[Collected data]
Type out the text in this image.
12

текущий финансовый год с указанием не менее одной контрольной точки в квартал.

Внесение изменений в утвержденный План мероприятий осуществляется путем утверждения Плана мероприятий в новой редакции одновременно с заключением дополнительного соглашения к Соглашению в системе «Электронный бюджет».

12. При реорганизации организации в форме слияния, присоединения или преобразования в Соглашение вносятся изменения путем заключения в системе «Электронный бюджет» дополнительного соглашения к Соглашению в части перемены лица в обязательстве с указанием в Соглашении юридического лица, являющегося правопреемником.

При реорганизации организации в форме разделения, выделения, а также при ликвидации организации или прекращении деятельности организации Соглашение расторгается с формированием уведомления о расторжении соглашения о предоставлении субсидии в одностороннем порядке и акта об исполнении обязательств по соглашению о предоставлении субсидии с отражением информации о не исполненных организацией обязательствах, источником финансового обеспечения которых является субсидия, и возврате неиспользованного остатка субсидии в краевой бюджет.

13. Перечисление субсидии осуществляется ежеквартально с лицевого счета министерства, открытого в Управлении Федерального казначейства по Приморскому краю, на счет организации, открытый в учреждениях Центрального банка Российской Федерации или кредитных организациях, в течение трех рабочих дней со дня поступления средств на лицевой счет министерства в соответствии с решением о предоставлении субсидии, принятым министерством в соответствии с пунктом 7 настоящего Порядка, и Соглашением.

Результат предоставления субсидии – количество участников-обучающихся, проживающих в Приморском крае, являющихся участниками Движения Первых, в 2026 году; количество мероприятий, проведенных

__The request__.
Go through the data and return every record exactly.

__Correct output__.
Type out the text in this image.
12

текущий финансовый год с указанием не менее одной контрольной точки в квартал.

Внесение изменений в утвержденный План мероприятий осуществляется путем утверждения Плана мероприятий в новой редакции одновременно с заключением дополнительного соглашения к Соглашению в системе «Электронный бюджет».

12. При реорганизации организации в форме слияния, присоединения или преобразования в Соглашение вносятся изменения путем заключения в системе «Электронный бюджет» дополнительного соглашения к Соглашению в части перемены лица в обязательстве с указанием в Соглашении юридического лица, являющегося правопреемником.

При реорганизации организации в форме разделения, выделения, а также при ликвидации организации или прекращении деятельности организации Соглашение расторгается с формированием уведомления о расторжении соглашения о предоставлении субсидии в одностороннем порядке и акта об исполнении обязательств по соглашению о предоставлении субсидии с отражением информации о не исполненных организацией обязательствах, источником финансового обеспечения которых является субсидия, и возврате неиспользованного остатка субсидии в краевой бюджет.

13. Перечисление субсидии осуществляется ежеквартально с лицевого счета министерства, открытого в Управлении Федерального казначейства по Приморскому краю, на счет организации, открытый в учреждениях Центрального банка Российской Федерации или кредитных организациях, в течение трех рабочих дней со дня поступления средств на лицевой счет министерства в соответствии с решением о предоставлении субсидии, принятым министерством в соответствии с пунктом 7 настоящего Порядка, и Соглашением.

Результат предоставления субсидии – количество участников-обучающихся, проживающих в Приморском крае, являющихся участниками Движения Первых, в 2026 году; количество мероприятий, проведенных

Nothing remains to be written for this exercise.